Problem description: Look through the material below. Copy every line with the string "Completed" in it.

[Stored entries]
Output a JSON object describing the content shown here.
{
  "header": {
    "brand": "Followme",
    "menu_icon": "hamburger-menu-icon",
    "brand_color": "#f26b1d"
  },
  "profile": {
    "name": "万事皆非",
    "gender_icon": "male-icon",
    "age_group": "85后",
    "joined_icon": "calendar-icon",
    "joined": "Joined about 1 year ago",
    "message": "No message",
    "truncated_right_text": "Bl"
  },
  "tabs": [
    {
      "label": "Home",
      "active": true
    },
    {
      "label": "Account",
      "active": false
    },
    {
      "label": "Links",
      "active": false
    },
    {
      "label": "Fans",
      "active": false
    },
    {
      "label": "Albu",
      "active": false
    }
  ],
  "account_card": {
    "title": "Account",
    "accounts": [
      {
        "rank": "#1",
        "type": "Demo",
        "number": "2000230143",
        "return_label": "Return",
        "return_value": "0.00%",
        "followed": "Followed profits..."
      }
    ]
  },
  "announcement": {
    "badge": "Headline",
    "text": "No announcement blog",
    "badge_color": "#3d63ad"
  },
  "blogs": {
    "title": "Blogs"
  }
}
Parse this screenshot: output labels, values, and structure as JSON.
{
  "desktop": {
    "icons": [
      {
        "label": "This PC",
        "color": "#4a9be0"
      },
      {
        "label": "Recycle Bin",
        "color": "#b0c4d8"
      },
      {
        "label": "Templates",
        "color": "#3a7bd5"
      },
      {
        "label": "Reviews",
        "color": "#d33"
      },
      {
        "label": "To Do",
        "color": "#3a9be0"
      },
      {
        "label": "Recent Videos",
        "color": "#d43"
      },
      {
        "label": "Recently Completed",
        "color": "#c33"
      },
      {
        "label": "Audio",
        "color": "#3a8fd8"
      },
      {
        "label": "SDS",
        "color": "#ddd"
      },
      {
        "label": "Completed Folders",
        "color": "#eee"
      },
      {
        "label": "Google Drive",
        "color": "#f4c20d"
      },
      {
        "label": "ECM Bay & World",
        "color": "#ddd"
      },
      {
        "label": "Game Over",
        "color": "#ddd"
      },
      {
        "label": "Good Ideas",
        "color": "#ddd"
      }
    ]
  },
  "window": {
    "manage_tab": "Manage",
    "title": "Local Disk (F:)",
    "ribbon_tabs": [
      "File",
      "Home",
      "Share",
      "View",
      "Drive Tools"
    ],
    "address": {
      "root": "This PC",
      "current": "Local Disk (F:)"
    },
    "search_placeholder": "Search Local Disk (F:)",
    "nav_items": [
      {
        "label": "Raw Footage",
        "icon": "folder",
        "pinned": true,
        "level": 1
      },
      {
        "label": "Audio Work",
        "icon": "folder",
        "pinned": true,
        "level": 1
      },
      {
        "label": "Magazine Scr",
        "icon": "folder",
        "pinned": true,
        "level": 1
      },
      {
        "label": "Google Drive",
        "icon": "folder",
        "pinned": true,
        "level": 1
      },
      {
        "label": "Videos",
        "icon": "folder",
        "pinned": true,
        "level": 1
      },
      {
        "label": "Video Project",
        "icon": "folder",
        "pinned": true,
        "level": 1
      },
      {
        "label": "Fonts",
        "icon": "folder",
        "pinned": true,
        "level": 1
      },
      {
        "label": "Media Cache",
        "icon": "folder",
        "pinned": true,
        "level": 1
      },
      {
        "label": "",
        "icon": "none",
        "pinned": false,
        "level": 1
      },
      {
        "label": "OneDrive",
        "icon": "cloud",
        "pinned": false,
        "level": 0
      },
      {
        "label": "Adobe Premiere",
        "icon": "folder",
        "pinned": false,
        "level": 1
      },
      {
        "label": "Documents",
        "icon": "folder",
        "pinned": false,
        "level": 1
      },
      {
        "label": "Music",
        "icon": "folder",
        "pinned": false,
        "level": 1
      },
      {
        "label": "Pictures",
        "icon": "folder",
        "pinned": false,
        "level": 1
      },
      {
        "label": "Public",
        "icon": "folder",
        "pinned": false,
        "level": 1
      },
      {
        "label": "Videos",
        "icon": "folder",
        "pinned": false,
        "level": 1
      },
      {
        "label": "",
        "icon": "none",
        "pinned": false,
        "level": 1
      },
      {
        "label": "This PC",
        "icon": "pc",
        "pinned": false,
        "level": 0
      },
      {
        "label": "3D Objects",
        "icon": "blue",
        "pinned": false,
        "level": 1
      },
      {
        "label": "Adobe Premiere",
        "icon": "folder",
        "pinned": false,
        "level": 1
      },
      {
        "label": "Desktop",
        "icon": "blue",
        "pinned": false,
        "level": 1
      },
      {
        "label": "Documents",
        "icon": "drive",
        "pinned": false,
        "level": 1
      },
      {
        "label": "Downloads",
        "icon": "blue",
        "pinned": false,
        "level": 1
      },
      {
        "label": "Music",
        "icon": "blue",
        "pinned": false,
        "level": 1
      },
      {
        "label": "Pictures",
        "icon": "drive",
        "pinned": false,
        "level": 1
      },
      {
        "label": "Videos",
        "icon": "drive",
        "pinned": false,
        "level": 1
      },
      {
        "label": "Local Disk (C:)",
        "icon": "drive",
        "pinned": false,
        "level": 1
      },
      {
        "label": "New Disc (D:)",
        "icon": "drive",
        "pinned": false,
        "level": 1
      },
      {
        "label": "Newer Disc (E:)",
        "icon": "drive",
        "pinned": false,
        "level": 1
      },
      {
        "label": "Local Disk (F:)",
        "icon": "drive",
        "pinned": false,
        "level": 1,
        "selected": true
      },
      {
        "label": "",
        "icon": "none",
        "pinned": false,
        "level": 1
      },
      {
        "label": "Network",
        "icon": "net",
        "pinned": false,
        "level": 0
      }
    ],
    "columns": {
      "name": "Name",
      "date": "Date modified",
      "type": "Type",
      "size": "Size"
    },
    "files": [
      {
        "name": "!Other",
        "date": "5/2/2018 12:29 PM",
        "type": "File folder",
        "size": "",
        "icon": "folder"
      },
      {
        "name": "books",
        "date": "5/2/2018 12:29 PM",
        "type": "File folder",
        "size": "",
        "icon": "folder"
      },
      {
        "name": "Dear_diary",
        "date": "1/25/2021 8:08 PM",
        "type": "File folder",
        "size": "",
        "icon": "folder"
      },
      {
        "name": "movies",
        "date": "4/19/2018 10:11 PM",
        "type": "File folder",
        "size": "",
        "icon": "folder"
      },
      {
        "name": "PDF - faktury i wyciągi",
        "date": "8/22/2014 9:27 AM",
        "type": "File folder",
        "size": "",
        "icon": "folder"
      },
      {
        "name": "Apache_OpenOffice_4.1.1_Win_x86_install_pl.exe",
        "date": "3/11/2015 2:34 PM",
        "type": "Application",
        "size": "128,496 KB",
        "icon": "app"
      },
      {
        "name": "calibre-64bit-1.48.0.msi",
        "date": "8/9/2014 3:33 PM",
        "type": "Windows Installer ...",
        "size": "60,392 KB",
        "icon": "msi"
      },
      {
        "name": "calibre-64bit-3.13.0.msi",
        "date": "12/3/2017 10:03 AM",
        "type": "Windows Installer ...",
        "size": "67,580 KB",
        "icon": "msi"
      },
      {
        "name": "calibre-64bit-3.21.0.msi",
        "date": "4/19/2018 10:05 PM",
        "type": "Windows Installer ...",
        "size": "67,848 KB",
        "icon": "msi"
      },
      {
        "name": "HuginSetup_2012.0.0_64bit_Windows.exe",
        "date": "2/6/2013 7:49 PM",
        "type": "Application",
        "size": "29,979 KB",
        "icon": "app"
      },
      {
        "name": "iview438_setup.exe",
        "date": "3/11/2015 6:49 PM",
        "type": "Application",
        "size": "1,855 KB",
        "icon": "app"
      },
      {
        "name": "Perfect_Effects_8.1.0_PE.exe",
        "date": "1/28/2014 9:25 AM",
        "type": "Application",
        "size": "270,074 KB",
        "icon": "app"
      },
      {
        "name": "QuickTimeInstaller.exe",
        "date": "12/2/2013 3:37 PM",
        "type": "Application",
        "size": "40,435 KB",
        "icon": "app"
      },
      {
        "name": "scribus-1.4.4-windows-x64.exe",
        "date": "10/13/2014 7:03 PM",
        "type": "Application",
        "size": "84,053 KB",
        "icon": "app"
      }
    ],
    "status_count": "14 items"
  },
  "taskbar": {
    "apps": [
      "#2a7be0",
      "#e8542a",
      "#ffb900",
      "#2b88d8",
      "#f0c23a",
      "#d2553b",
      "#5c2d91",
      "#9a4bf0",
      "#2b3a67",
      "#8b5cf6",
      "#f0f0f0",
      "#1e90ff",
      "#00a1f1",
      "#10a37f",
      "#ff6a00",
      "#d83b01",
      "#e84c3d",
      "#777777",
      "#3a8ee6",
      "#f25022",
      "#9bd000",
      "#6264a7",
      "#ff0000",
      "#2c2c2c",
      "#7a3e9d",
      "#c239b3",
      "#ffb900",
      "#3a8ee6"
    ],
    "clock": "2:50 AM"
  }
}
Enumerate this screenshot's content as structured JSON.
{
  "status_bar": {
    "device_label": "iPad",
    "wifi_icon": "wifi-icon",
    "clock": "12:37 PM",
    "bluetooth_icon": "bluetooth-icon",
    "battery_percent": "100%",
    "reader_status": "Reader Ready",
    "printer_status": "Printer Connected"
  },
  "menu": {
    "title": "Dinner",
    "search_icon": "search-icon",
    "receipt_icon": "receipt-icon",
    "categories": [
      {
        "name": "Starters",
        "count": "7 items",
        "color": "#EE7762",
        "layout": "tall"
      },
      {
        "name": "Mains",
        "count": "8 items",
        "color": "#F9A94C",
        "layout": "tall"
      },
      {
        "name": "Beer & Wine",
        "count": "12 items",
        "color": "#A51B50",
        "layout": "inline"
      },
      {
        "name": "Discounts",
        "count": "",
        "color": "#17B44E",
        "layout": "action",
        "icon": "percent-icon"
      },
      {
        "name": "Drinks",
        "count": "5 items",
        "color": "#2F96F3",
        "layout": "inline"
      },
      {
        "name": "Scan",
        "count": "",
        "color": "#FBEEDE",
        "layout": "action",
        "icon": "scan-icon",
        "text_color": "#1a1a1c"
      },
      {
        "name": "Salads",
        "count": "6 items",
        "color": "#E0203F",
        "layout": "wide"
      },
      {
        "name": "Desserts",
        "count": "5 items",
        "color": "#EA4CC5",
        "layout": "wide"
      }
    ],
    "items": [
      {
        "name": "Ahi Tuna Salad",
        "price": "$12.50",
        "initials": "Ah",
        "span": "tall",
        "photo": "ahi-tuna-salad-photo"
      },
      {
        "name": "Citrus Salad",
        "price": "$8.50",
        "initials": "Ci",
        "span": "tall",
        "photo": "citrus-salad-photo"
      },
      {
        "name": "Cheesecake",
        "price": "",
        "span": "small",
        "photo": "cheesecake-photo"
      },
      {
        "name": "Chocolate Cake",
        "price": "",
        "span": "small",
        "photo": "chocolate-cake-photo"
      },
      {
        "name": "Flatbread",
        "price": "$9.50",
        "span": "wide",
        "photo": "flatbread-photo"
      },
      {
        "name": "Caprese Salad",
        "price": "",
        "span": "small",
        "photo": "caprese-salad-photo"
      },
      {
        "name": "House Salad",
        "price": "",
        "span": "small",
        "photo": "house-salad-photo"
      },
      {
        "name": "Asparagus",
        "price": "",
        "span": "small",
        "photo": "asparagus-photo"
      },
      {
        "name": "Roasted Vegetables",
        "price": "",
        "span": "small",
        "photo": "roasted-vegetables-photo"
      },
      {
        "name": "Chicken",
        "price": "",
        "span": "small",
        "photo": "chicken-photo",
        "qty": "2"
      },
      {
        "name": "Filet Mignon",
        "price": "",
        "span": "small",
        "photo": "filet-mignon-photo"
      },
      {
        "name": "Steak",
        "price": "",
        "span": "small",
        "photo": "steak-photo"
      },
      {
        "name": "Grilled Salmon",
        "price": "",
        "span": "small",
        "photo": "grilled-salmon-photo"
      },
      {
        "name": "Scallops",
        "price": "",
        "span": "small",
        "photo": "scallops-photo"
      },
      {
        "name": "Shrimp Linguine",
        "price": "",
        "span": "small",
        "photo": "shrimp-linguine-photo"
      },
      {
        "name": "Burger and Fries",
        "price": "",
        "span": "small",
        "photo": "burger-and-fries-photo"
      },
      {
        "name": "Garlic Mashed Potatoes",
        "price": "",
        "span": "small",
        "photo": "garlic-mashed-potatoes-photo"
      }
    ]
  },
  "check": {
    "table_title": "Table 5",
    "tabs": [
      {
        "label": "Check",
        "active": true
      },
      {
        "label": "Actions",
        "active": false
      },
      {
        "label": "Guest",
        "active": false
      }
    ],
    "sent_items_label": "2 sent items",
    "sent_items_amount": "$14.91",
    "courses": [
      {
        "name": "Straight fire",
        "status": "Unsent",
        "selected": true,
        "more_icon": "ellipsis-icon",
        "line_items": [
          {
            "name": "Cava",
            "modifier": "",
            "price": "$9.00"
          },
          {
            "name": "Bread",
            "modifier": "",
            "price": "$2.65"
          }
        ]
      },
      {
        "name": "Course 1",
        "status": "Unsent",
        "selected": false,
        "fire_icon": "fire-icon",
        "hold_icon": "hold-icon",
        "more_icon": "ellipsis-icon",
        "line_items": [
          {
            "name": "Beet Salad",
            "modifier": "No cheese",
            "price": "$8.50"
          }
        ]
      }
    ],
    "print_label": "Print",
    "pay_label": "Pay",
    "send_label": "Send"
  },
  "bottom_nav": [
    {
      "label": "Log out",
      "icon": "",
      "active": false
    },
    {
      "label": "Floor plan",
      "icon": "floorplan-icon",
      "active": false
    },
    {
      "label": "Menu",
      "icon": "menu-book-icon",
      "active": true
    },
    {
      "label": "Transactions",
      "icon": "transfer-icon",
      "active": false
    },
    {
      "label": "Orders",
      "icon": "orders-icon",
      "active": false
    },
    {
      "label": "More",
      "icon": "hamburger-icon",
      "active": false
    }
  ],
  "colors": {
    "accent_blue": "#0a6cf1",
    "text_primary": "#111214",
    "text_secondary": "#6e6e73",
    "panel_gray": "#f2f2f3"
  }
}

Written response:
        "label": "Recently Completed",
        "label": "Completed Folders",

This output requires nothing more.